### RECORDS:
- - - - - - -
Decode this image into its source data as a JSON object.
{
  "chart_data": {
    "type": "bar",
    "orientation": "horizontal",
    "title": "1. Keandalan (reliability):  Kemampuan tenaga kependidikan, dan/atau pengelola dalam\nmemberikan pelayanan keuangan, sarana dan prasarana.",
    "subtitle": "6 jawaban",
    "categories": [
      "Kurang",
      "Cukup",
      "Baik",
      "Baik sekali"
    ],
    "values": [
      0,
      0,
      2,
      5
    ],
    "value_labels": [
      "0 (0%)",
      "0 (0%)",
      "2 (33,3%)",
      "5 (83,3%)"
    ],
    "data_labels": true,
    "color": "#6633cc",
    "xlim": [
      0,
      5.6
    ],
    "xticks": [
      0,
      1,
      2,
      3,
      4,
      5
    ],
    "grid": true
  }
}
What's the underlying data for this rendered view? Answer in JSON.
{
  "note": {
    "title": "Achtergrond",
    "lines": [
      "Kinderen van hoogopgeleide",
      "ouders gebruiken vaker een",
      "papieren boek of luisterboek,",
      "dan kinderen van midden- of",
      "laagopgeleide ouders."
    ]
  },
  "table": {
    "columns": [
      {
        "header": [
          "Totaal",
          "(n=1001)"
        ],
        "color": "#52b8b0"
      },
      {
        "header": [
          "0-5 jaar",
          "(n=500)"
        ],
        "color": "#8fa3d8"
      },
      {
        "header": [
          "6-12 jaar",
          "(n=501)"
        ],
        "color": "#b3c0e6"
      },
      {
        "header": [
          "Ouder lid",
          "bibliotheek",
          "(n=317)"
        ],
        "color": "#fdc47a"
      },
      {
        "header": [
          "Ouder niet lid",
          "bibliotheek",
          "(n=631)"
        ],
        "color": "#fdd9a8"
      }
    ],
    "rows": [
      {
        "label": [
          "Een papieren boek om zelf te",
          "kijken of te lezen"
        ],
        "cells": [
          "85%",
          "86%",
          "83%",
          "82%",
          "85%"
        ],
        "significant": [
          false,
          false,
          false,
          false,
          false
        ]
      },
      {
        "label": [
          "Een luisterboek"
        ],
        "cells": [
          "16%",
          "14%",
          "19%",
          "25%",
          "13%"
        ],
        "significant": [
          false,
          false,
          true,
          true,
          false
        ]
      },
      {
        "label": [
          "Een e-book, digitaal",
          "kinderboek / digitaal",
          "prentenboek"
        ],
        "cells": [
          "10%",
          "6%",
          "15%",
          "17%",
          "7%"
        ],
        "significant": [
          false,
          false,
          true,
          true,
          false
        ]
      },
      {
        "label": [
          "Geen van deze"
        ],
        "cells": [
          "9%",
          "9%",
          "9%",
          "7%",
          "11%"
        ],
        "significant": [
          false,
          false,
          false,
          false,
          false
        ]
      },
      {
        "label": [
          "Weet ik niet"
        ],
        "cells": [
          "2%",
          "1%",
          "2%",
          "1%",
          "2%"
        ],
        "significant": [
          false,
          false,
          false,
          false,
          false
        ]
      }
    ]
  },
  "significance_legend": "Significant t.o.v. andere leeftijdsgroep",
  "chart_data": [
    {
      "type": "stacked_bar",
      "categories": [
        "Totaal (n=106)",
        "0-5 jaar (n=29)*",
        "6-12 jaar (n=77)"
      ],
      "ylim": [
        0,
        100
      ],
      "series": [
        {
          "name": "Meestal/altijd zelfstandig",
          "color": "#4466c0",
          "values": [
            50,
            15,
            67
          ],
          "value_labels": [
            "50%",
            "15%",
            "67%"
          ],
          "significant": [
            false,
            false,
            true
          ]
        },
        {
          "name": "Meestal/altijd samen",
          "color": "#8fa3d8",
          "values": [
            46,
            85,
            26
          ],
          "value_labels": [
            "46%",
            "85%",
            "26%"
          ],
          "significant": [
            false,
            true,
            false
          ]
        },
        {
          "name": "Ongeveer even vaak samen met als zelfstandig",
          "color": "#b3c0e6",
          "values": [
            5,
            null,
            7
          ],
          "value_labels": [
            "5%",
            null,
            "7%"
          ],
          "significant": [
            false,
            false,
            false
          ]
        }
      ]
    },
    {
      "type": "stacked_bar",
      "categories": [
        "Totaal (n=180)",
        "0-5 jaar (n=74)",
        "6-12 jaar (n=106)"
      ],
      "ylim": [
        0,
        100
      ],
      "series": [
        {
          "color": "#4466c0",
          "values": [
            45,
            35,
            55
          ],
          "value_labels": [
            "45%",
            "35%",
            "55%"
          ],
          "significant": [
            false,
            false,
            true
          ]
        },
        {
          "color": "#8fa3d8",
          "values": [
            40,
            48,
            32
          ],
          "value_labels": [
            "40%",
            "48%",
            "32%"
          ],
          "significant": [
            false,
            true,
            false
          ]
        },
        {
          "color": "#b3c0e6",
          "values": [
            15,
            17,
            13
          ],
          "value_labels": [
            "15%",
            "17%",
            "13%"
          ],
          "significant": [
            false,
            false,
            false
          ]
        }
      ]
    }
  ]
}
- - - - - - -
### EXERCISE PROMPT:
Return every entry exactly as given.

### SOLVED PROBLEM:
Decode this image into its source data as a JSON object.
{
  "chart_data": {
    "type": "bar",
    "orientation": "horizontal",
    "title": "1. Keandalan (reliability):  Kemampuan tenaga kependidikan, dan/atau pengelola dalam\nmemberikan pelayanan keuangan, sarana dan prasarana.",
    "subtitle": "6 jawaban",
    "categories": [
      "Kurang",
      "Cukup",
      "Baik",
      "Baik sekali"
    ],
    "values": [
      0,
      0,
      2,
      5
    ],
    "value_labels": [
      "0 (0%)",
      "0 (0%)",
      "2 (33,3%)",
      "5 (83,3%)"
    ],
    "data_labels": true,
    "color": "#6633cc",
    "xlim": [
      0,
      5.6
    ],
    "xticks": [
      0,
      1,
      2,
      3,
      4,
      5
    ],
    "grid": true
  }
}
What's the underlying data for this rendered view? Answer in JSON.
{
  "note": {
    "title": "Achtergrond",
    "lines": [
      "Kinderen van hoogopgeleide",
      "ouders gebruiken vaker een",
      "papieren boek of luisterboek,",
      "dan kinderen van midden- of",
      "laagopgeleide ouders."
    ]
  },
  "table": {
    "columns": [
      {
        "header": [
          "Totaal",
          "(n=1001)"
        ],
        "color": "#52b8b0"
      },
      {
        "header": [
          "0-5 jaar",
          "(n=500)"
        ],
        "color": "#8fa3d8"
      },
      {
        "header": [
          "6-12 jaar",
          "(n=501)"
        ],
        "color": "#b3c0e6"
      },
      {
        "header": [
          "Ouder lid",
          "bibliotheek",
          "(n=317)"
        ],
        "color": "#fdc47a"
      },
      {
        "header": [
          "Ouder niet lid",
          "bibliotheek",
          "(n=631)"
        ],
        "color": "#fdd9a8"
      }
    ],
    "rows": [
      {
        "label": [
          "Een papieren boek om zelf te",
          "kijken of te lezen"
        ],
        "cells": [
          "85%",
          "86%",
          "83%",
          "82%",
          "85%"
        ],
        "significant": [
          false,
          false,
          false,
          false,
          false
        ]
      },
      {
        "label": [
          "Een luisterboek"
        ],
        "cells": [
          "16%",
          "14%",
          "19%",
          "25%",
          "13%"
        ],
        "significant": [
          false,
          false,
          true,
          true,
          false
        ]
      },
      {
        "label": [
          "Een e-book, digitaal",
          "kinderboek / digitaal",
          "prentenboek"
        ],
        "cells": [
          "10%",
          "6%",
          "15%",
          "17%",
          "7%"
        ],
        "significant": [
          false,
          false,
          true,
          true,
          false
        ]
      },
      {
        "label": [
          "Geen van deze"
        ],
        "cells": [
          "9%",
          "9%",
          "9%",
          "7%",
          "11%"
        ],
        "significant": [
          false,
          false,
          false,
          false,
          false
        ]
      },
      {
        "label": [
          "Weet ik niet"
        ],
        "cells": [
          "2%",
          "1%",
          "2%",
          "1%",
          "2%"
        ],
        "significant": [
          false,
          false,
          false,
          false,
          false
        ]
      }
    ]
  },
  "significance_legend": "Significant t.o.v. andere leeftijdsgroep",
  "chart_data": [
    {
      "type": "stacked_bar",
      "categories": [
        "Totaal (n=106)",
        "0-5 jaar (n=29)*",
        "6-12 jaar (n=77)"
      ],
      "ylim": [
        0,
        100
      ],
      "series": [
        {
          "name": "Meestal/altijd zelfstandig",
          "color": "#4466c0",
          "values": [
            50,
            15,
            67
          ],
          "value_labels": [
            "50%",
            "15%",
            "67%"
          ],
          "significant": [
            false,
            false,
            true
          ]
        },
        {
          "name": "Meestal/altijd samen",
          "color": "#8fa3d8",
          "values": [
            46,
            85,
            26
          ],
          "value_labels": [
            "46%",
            "85%",
            "26%"
          ],
          "significant": [
            false,
            true,
            false
          ]
        },
        {
          "name": "Ongeveer even vaak samen met als zelfstandig",
          "color": "#b3c0e6",
          "values": [
            5,
            null,
            7
          ],
          "value_labels": [
            "5%",
            null,
            "7%"
          ],
          "significant": [
            false,
            false,
            false
          ]
        }
      ]
    },
    {
      "type": "stacked_bar",
      "categories": [
        "Totaal (n=180)",
        "0-5 jaar (n=74)",
        "6-12 jaar (n=106)"
      ],
      "ylim": [
        0,
        100
      ],
      "series": [
        {
          "color": "#4466c0",
          "values": [
            45,
            35,
            55
          ],
          "value_labels": [
            "45%",
            "35%",
            "55%"
          ],
          "significant": [
            false,
            false,
            true
          ]
        },
        {
          "color": "#8fa3d8",
          "values": [
            40,
            48,
            32
          ],
          "value_labels": [
            "40%",
            "48%",
            "32%"
          ],
          "significant": [
            false,
            true,
            false
          ]
        },
        {
          "color": "#b3c0e6",
          "values": [
            15,
            17,
            13
          ],
          "value_labels": [
            "15%",
            "17%",
            "13%"
          ],
          "significant": [
            false,
            false,
            false
          ]
        }
      ]
    }
  ]
}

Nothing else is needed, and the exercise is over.